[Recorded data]
• • • • • • •
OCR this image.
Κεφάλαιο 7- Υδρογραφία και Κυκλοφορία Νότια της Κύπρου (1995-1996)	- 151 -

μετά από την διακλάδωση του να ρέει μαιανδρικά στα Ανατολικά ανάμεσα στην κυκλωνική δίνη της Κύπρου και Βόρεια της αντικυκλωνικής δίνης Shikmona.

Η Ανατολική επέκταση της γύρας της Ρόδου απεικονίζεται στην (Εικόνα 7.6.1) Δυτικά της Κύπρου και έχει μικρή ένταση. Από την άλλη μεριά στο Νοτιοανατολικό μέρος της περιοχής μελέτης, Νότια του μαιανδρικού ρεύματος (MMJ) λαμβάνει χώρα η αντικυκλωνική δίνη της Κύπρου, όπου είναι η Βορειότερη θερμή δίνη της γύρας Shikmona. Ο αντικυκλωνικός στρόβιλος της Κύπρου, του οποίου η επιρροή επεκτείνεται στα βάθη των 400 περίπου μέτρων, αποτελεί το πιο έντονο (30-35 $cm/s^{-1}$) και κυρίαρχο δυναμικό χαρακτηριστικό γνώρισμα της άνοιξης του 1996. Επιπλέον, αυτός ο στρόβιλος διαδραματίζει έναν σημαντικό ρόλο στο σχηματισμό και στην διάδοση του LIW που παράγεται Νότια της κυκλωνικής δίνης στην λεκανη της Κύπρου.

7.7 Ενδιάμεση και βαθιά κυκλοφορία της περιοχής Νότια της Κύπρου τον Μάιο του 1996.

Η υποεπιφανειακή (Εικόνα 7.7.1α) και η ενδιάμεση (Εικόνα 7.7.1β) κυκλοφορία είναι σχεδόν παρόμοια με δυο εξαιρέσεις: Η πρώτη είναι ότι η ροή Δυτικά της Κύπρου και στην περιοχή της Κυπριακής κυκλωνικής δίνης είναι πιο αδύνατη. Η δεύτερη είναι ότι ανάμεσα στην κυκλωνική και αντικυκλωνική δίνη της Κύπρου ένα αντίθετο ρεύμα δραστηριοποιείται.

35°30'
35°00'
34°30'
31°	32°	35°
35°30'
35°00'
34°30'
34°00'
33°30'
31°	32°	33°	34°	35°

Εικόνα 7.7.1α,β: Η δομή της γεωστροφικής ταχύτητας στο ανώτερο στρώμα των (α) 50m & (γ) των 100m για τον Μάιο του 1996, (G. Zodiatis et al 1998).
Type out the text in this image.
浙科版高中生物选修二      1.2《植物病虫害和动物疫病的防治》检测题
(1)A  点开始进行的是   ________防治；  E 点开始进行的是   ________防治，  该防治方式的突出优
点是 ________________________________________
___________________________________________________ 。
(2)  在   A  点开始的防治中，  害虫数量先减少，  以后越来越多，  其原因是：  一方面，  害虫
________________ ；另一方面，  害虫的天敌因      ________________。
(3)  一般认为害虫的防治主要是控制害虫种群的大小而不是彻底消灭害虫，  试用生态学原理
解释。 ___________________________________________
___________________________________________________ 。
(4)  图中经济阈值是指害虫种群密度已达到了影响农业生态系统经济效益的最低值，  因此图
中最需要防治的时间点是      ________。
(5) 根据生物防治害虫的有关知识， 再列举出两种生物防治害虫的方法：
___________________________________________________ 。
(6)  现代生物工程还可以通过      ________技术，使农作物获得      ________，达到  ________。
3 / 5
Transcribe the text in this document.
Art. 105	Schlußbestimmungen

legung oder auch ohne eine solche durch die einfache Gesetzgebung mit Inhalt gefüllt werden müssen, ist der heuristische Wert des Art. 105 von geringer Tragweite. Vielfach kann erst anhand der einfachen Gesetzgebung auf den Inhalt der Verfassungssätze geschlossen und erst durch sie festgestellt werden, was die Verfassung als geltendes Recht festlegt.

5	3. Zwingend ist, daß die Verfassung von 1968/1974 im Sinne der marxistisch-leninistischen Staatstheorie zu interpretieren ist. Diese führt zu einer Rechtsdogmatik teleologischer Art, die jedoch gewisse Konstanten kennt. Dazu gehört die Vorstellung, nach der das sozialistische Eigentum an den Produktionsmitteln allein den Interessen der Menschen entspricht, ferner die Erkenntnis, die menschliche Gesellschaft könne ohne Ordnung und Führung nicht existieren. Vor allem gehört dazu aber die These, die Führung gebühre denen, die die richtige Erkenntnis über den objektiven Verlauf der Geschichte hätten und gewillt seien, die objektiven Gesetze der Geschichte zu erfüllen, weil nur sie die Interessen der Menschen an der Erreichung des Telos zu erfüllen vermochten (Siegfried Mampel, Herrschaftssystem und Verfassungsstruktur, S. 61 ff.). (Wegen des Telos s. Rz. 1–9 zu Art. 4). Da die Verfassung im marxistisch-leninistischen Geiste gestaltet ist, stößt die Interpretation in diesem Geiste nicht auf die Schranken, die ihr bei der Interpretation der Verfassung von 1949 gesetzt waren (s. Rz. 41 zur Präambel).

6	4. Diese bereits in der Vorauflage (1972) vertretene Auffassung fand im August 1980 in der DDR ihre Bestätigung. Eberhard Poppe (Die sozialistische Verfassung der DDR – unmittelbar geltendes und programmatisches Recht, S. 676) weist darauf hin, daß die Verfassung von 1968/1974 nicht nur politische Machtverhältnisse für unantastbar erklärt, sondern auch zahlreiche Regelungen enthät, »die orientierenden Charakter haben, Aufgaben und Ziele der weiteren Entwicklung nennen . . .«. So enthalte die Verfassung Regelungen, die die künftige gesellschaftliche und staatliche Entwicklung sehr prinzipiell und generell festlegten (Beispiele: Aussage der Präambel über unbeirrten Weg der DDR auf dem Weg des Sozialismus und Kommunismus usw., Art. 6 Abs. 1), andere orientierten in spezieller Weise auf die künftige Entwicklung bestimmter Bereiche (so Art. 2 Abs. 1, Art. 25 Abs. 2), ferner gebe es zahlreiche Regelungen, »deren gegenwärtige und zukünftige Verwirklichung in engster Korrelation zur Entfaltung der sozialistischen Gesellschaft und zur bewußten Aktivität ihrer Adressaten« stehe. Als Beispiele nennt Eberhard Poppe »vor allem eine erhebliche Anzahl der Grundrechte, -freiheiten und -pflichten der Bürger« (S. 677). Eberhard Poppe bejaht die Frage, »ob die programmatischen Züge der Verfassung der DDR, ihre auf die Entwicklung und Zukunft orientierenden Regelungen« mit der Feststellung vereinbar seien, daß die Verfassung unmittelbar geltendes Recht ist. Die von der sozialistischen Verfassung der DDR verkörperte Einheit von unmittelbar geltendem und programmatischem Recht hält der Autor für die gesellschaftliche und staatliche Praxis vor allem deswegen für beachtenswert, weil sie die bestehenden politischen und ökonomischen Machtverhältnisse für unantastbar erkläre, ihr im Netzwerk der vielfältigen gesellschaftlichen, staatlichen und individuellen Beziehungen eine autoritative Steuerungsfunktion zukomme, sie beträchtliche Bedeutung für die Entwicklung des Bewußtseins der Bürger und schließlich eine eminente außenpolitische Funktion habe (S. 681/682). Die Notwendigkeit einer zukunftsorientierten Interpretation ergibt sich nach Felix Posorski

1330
• • • • • • •
Stated problem
Please restate the data word for word, every record included.

Finished task
OCR this image.
Κεφάλαιο 7- Υδρογραφία και Κυκλοφορία Νότια της Κύπρου (1995-1996)	- 151 -

μετά από την διακλάδωση του να ρέει μαιανδρικά στα Ανατολικά ανάμεσα στην κυκλωνική δίνη της Κύπρου και Βόρεια της αντικυκλωνικής δίνης Shikmona.

Η Ανατολική επέκταση της γύρας της Ρόδου απεικονίζεται στην (Εικόνα 7.6.1) Δυτικά της Κύπρου και έχει μικρή ένταση. Από την άλλη μεριά στο Νοτιοανατολικό μέρος της περιοχής μελέτης, Νότια του μαιανδρικού ρεύματος (MMJ) λαμβάνει χώρα η αντικυκλωνική δίνη της Κύπρου, όπου είναι η Βορειότερη θερμή δίνη της γύρας Shikmona. Ο αντικυκλωνικός στρόβιλος της Κύπρου, του οποίου η επιρροή επεκτείνεται στα βάθη των 400 περίπου μέτρων, αποτελεί το πιο έντονο (30-35 $cm/s^{-1}$) και κυρίαρχο δυναμικό χαρακτηριστικό γνώρισμα της άνοιξης του 1996. Επιπλέον, αυτός ο στρόβιλος διαδραματίζει έναν σημαντικό ρόλο στο σχηματισμό και στην διάδοση του LIW που παράγεται Νότια της κυκλωνικής δίνης στην λεκανη της Κύπρου.

7.7 Ενδιάμεση και βαθιά κυκλοφορία της περιοχής Νότια της Κύπρου τον Μάιο του 1996.

Η υποεπιφανειακή (Εικόνα 7.7.1α) και η ενδιάμεση (Εικόνα 7.7.1β) κυκλοφορία είναι σχεδόν παρόμοια με δυο εξαιρέσεις: Η πρώτη είναι ότι η ροή Δυτικά της Κύπρου και στην περιοχή της Κυπριακής κυκλωνικής δίνης είναι πιο αδύνατη. Η δεύτερη είναι ότι ανάμεσα στην κυκλωνική και αντικυκλωνική δίνη της Κύπρου ένα αντίθετο ρεύμα δραστηριοποιείται.

35°30'
35°00'
34°30'
31°	32°	35°
35°30'
35°00'
34°30'
34°00'
33°30'
31°	32°	33°	34°	35°

Εικόνα 7.7.1α,β: Η δομή της γεωστροφικής ταχύτητας στο ανώτερο στρώμα των (α) 50m & (γ) των 100m για τον Μάιο του 1996, (G. Zodiatis et al 1998).
Type out the text in this image.
浙科版高中生物选修二      1.2《植物病虫害和动物疫病的防治》检测题
(1)A  点开始进行的是   ________防治；  E 点开始进行的是   ________防治，  该防治方式的突出优
点是 ________________________________________
___________________________________________________ 。
(2)  在   A  点开始的防治中，  害虫数量先减少，  以后越来越多，  其原因是：  一方面，  害虫
________________ ；另一方面，  害虫的天敌因      ________________。
(3)  一般认为害虫的防治主要是控制害虫种群的大小而不是彻底消灭害虫，  试用生态学原理
解释。 ___________________________________________
___________________________________________________ 。
(4)  图中经济阈值是指害虫种群密度已达到了影响农业生态系统经济效益的最低值，  因此图
中最需要防治的时间点是      ________。
(5) 根据生物防治害虫的有关知识， 再列举出两种生物防治害虫的方法：
___________________________________________________ 。
(6)  现代生物工程还可以通过      ________技术，使农作物获得      ________，达到  ________。
3 / 5
Transcribe the text in this document.
Art. 105	Schlußbestimmungen

legung oder auch ohne eine solche durch die einfache Gesetzgebung mit Inhalt gefüllt werden müssen, ist der heuristische Wert des Art. 105 von geringer Tragweite. Vielfach kann erst anhand der einfachen Gesetzgebung auf den Inhalt der Verfassungssätze geschlossen und erst durch sie festgestellt werden, was die Verfassung als geltendes Recht festlegt.

5	3. Zwingend ist, daß die Verfassung von 1968/1974 im Sinne der marxistisch-leninistischen Staatstheorie zu interpretieren ist. Diese führt zu einer Rechtsdogmatik teleologischer Art, die jedoch gewisse Konstanten kennt. Dazu gehört die Vorstellung, nach der das sozialistische Eigentum an den Produktionsmitteln allein den Interessen der Menschen entspricht, ferner die Erkenntnis, die menschliche Gesellschaft könne ohne Ordnung und Führung nicht existieren. Vor allem gehört dazu aber die These, die Führung gebühre denen, die die richtige Erkenntnis über den objektiven Verlauf der Geschichte hätten und gewillt seien, die objektiven Gesetze der Geschichte zu erfüllen, weil nur sie die Interessen der Menschen an der Erreichung des Telos zu erfüllen vermochten (Siegfried Mampel, Herrschaftssystem und Verfassungsstruktur, S. 61 ff.). (Wegen des Telos s. Rz. 1–9 zu Art. 4). Da die Verfassung im marxistisch-leninistischen Geiste gestaltet ist, stößt die Interpretation in diesem Geiste nicht auf die Schranken, die ihr bei der Interpretation der Verfassung von 1949 gesetzt waren (s. Rz. 41 zur Präambel).

6	4. Diese bereits in der Vorauflage (1972) vertretene Auffassung fand im August 1980 in der DDR ihre Bestätigung. Eberhard Poppe (Die sozialistische Verfassung der DDR – unmittelbar geltendes und programmatisches Recht, S. 676) weist darauf hin, daß die Verfassung von 1968/1974 nicht nur politische Machtverhältnisse für unantastbar erklärt, sondern auch zahlreiche Regelungen enthät, »die orientierenden Charakter haben, Aufgaben und Ziele der weiteren Entwicklung nennen . . .«. So enthalte die Verfassung Regelungen, die die künftige gesellschaftliche und staatliche Entwicklung sehr prinzipiell und generell festlegten (Beispiele: Aussage der Präambel über unbeirrten Weg der DDR auf dem Weg des Sozialismus und Kommunismus usw., Art. 6 Abs. 1), andere orientierten in spezieller Weise auf die künftige Entwicklung bestimmter Bereiche (so Art. 2 Abs. 1, Art. 25 Abs. 2), ferner gebe es zahlreiche Regelungen, »deren gegenwärtige und zukünftige Verwirklichung in engster Korrelation zur Entfaltung der sozialistischen Gesellschaft und zur bewußten Aktivität ihrer Adressaten« stehe. Als Beispiele nennt Eberhard Poppe »vor allem eine erhebliche Anzahl der Grundrechte, -freiheiten und -pflichten der Bürger« (S. 677). Eberhard Poppe bejaht die Frage, »ob die programmatischen Züge der Verfassung der DDR, ihre auf die Entwicklung und Zukunft orientierenden Regelungen« mit der Feststellung vereinbar seien, daß die Verfassung unmittelbar geltendes Recht ist. Die von der sozialistischen Verfassung der DDR verkörperte Einheit von unmittelbar geltendem und programmatischem Recht hält der Autor für die gesellschaftliche und staatliche Praxis vor allem deswegen für beachtenswert, weil sie die bestehenden politischen und ökonomischen Machtverhältnisse für unantastbar erkläre, ihr im Netzwerk der vielfältigen gesellschaftlichen, staatlichen und individuellen Beziehungen eine autoritative Steuerungsfunktion zukomme, sie beträchtliche Bedeutung für die Entwicklung des Bewußtseins der Bürger und schließlich eine eminente außenpolitische Funktion habe (S. 681/682). Die Notwendigkeit einer zukunftsorientierten Interpretation ergibt sich nach Felix Posorski

1330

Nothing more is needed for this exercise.